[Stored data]
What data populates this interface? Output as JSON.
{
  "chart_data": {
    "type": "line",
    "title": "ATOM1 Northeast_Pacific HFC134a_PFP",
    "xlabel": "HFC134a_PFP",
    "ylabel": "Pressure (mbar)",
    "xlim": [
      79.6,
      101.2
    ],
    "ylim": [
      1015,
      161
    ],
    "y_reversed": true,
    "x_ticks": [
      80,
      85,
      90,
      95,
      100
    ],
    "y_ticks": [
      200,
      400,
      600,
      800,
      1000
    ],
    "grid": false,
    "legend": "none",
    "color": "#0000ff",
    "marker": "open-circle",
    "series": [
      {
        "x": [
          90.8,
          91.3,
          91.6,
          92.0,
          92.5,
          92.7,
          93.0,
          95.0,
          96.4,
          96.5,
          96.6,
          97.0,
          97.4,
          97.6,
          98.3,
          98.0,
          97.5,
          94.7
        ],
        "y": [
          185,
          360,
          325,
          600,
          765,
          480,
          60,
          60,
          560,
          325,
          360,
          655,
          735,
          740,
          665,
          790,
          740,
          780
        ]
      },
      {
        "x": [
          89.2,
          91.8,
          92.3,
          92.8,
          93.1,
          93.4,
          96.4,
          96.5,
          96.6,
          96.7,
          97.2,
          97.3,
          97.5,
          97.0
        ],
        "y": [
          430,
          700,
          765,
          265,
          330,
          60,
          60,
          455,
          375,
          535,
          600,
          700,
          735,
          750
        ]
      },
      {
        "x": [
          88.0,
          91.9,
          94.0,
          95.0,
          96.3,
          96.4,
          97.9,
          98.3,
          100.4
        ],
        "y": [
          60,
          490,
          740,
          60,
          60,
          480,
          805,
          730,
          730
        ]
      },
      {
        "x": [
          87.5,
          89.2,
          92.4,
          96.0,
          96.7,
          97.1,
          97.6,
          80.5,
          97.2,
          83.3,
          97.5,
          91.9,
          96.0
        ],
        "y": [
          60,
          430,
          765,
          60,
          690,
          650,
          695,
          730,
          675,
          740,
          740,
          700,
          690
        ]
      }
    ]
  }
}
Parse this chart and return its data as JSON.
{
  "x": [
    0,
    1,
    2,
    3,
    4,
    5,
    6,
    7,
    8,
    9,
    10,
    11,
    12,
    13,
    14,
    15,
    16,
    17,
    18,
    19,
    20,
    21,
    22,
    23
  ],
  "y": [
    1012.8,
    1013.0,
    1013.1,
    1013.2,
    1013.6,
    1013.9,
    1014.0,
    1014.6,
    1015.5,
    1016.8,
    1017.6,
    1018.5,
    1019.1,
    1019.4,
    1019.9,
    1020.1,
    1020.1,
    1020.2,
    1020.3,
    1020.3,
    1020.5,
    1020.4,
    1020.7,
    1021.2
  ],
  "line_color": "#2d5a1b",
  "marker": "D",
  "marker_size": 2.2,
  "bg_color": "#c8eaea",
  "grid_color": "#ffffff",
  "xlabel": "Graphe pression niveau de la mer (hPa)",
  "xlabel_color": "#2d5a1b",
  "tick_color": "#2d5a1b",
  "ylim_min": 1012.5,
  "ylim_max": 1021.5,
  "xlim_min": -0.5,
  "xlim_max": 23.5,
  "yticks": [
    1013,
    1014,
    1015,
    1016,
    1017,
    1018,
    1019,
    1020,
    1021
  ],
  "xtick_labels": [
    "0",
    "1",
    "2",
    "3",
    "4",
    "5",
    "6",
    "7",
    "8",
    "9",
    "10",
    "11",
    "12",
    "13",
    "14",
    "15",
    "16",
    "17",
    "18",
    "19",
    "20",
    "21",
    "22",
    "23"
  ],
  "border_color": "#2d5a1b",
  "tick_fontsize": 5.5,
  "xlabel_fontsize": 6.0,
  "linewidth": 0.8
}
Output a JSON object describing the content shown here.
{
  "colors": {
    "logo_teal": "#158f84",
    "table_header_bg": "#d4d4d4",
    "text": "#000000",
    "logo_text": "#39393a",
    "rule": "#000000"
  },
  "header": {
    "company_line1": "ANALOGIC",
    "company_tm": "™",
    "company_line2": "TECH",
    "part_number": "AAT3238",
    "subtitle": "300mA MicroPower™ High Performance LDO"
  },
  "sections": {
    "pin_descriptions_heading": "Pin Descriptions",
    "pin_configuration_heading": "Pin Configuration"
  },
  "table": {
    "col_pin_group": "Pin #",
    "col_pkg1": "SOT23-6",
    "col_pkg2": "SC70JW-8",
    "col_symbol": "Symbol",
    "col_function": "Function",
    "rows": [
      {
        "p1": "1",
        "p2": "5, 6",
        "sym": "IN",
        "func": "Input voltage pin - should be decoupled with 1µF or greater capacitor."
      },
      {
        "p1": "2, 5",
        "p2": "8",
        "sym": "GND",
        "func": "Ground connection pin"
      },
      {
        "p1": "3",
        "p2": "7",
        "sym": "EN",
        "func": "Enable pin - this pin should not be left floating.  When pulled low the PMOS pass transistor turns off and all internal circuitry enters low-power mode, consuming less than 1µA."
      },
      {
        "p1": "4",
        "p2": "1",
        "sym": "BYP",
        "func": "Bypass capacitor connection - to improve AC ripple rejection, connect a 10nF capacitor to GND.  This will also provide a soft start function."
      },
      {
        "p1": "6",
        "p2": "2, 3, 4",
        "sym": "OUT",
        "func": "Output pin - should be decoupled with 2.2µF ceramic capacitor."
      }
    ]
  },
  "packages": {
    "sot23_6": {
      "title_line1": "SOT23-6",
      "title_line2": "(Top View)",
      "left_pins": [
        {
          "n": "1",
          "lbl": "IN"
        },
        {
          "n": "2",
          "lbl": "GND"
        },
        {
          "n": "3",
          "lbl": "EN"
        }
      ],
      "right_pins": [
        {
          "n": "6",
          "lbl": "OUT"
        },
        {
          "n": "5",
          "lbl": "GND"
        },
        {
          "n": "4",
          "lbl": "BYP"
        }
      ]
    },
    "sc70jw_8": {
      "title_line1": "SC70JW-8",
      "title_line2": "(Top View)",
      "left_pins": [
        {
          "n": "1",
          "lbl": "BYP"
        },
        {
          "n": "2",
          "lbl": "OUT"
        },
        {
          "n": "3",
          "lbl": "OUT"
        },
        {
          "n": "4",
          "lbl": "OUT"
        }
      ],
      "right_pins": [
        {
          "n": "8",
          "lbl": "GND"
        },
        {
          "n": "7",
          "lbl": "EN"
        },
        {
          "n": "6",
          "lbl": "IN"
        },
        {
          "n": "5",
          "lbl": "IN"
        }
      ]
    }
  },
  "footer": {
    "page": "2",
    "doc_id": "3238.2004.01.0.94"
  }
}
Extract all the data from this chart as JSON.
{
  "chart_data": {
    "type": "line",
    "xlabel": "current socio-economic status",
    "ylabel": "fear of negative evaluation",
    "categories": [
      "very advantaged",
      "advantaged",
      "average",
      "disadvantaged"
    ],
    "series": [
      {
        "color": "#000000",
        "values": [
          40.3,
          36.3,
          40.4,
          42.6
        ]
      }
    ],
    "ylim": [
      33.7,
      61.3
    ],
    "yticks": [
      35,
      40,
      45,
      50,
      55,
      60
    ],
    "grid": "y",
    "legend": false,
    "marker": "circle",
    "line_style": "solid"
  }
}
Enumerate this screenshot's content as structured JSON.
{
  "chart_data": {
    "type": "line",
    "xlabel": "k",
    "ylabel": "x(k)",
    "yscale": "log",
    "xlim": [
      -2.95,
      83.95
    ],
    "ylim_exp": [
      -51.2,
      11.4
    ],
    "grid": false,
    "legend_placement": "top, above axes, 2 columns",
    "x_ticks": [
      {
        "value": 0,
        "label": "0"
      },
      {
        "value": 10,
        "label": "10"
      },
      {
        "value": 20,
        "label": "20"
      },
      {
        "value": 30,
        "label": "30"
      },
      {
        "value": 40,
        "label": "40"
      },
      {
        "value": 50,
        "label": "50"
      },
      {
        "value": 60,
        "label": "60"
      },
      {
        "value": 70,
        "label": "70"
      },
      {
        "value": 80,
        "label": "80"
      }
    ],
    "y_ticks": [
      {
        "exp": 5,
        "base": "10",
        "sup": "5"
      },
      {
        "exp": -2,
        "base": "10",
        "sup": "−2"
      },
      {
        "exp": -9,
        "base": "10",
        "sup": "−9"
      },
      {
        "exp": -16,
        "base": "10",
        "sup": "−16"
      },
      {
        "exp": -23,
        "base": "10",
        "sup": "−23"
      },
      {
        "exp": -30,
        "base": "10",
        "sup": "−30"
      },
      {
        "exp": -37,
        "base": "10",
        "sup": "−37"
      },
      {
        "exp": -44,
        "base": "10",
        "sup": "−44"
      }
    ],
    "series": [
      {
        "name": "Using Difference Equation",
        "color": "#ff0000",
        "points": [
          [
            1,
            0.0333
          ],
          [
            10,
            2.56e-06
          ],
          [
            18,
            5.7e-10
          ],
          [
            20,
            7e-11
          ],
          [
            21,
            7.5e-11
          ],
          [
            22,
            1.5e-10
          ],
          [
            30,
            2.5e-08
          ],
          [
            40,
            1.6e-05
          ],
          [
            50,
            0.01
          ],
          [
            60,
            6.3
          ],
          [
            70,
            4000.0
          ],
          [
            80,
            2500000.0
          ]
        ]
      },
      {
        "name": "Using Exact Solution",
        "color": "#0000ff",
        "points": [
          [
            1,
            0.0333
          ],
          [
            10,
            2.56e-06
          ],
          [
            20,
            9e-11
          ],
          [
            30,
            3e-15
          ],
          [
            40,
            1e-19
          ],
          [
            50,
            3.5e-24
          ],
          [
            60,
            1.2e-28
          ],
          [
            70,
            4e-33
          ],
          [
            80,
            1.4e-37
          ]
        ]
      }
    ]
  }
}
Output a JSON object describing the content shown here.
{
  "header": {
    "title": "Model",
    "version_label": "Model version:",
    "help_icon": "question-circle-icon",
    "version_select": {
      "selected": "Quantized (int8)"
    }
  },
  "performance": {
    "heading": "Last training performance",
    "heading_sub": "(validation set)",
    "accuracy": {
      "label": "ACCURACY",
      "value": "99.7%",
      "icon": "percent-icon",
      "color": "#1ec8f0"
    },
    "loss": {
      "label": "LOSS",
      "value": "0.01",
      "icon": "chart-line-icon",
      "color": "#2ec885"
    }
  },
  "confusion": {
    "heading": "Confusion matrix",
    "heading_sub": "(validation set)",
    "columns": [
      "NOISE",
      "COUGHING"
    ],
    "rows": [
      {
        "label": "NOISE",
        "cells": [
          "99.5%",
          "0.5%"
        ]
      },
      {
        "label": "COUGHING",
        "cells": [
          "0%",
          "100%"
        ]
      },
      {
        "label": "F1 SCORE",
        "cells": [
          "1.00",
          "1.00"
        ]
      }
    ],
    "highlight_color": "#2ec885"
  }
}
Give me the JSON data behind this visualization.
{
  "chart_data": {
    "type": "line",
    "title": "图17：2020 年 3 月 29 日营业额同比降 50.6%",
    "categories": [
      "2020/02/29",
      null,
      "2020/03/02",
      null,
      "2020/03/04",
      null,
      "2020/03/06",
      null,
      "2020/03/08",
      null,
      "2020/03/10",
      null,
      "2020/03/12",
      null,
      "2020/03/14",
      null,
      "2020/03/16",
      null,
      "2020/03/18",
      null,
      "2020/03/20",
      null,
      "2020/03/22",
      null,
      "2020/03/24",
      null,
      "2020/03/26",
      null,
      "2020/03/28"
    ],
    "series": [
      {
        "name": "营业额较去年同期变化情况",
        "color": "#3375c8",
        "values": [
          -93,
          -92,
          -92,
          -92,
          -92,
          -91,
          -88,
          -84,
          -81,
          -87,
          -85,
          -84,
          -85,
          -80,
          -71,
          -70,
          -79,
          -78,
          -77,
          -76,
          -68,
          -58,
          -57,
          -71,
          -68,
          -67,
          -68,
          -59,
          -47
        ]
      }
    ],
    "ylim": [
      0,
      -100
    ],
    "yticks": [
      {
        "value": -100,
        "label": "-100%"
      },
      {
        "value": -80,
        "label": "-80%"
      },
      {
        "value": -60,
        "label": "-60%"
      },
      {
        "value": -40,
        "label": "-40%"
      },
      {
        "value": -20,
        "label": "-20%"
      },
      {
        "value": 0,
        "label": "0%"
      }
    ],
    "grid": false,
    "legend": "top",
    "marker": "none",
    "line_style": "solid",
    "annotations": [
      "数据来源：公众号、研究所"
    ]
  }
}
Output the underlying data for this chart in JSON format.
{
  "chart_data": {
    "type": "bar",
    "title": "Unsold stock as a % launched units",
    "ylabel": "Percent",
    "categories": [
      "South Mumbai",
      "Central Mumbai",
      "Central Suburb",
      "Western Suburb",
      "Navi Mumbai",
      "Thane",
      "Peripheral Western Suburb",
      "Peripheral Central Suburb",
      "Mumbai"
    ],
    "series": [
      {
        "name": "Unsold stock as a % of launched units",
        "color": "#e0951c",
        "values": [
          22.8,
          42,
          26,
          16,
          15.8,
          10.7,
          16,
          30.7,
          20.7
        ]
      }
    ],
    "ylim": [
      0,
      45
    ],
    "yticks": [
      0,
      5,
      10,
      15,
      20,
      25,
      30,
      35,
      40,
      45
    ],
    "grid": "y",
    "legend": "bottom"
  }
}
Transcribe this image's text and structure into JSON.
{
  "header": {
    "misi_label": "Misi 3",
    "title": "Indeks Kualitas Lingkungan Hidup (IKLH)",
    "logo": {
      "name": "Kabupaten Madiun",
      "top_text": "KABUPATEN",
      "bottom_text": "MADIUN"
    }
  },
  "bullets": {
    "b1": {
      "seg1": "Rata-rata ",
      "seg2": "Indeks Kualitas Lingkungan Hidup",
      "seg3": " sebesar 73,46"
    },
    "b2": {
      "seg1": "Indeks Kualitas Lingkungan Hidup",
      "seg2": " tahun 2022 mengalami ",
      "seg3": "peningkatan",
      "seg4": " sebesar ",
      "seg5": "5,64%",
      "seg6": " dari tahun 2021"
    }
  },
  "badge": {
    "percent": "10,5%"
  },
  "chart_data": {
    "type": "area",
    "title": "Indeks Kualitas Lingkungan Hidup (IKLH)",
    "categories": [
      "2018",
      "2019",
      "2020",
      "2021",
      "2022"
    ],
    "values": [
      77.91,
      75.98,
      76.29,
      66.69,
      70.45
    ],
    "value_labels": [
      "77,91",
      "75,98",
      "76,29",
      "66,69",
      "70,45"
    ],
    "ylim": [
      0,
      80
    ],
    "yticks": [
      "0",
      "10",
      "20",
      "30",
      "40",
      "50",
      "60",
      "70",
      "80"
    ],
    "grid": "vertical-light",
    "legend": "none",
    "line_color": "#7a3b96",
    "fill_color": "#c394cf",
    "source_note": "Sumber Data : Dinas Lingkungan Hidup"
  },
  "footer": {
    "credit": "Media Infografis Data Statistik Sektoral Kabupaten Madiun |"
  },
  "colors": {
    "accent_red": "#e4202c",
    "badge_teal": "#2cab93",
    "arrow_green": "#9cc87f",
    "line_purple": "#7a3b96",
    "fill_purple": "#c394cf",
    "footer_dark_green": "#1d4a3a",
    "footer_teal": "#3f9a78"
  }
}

§ Stated task
Pick every line with "Peripheral" in it and copy it.

§ Result below
      "Peripheral Western Suburb",
      "Peripheral Central Suburb",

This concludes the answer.